◆ **Your instructions**
Copy, in full, each line of the material that holds the word "waves".

◆ **Stored records**
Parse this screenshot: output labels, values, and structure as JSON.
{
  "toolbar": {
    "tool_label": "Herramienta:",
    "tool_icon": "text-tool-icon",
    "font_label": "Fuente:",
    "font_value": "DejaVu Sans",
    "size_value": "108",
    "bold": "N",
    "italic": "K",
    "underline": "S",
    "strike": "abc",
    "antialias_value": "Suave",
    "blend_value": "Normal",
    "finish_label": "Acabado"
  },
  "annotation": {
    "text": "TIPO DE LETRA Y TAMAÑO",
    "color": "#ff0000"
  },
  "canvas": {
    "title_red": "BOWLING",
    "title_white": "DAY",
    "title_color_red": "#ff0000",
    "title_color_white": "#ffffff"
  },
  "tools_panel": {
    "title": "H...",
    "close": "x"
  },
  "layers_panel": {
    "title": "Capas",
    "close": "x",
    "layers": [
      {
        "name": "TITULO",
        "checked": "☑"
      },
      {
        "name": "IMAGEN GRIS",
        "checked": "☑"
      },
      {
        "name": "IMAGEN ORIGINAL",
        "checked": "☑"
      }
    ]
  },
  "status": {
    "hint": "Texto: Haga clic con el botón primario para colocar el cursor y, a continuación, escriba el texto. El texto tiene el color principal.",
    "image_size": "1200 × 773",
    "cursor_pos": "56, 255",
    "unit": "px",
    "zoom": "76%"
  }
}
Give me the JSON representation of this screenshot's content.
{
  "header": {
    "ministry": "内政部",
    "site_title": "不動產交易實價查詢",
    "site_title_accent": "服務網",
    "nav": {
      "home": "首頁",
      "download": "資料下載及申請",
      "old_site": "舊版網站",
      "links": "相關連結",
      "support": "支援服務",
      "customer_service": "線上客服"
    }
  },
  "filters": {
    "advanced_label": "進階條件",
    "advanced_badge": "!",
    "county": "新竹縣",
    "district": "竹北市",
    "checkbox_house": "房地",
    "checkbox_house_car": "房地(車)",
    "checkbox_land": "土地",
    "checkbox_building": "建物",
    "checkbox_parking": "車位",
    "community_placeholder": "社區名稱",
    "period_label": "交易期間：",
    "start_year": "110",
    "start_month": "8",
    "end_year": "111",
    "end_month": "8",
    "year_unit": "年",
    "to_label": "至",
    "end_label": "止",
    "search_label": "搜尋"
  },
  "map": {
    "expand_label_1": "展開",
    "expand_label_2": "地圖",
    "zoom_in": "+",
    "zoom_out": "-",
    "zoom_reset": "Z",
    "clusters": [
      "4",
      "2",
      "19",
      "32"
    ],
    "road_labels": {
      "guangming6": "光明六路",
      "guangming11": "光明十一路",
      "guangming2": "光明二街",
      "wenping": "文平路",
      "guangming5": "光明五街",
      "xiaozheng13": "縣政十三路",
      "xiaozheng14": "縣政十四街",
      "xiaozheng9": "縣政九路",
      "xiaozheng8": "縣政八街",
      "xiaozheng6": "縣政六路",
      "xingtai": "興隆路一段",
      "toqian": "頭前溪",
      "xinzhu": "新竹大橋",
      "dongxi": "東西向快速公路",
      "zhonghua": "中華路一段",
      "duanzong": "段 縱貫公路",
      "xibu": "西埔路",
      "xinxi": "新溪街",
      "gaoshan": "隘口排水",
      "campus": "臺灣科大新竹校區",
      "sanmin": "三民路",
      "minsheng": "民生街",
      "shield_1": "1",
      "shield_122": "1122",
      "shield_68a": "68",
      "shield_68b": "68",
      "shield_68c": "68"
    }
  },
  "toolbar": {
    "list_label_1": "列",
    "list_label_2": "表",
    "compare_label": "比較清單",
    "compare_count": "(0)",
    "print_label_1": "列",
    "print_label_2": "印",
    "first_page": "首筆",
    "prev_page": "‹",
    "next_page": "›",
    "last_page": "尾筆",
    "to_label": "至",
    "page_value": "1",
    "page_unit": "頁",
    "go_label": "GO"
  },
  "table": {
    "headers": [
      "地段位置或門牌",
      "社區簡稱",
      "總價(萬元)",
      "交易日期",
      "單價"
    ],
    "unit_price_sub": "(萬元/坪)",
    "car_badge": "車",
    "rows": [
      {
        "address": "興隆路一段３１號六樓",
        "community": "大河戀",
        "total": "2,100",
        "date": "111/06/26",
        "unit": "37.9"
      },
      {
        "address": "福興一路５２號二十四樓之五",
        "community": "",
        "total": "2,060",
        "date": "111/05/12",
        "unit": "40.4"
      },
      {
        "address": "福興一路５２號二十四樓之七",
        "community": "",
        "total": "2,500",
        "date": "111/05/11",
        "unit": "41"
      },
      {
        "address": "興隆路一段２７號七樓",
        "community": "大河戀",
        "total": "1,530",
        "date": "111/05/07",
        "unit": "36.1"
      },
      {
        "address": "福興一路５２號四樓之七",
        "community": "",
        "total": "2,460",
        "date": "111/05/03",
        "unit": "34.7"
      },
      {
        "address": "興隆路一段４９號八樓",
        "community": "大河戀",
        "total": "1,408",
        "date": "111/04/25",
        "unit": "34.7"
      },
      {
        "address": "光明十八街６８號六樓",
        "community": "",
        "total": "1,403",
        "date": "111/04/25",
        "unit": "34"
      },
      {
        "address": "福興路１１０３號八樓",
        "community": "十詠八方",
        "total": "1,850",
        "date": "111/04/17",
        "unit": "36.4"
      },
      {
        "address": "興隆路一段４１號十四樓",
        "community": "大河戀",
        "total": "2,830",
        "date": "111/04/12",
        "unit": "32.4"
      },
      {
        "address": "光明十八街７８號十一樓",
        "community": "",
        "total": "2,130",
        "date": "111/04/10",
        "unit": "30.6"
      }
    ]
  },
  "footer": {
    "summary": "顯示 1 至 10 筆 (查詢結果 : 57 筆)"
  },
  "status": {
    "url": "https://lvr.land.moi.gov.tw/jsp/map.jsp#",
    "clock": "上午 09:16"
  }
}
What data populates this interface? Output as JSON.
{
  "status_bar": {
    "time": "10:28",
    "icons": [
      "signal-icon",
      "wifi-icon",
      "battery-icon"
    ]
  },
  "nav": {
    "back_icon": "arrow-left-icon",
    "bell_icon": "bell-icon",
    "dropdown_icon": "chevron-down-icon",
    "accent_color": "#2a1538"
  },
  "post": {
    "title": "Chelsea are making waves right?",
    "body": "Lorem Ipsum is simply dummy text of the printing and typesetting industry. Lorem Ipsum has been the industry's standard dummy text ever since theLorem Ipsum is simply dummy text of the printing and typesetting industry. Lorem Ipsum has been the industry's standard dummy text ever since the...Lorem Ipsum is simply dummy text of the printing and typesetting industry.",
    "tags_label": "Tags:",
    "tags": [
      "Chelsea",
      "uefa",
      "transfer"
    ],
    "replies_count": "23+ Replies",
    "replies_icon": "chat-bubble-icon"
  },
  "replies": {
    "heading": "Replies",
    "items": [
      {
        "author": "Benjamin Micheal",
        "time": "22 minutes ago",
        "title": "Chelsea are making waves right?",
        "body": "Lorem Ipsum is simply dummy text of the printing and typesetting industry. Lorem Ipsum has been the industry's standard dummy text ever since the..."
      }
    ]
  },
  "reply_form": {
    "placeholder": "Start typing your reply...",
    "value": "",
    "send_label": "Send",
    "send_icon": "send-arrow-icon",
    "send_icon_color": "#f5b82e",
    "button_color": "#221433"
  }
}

◆ **Worked solution**
    "title": "Chelsea are making waves right?",
        "title": "Chelsea are making waves right?",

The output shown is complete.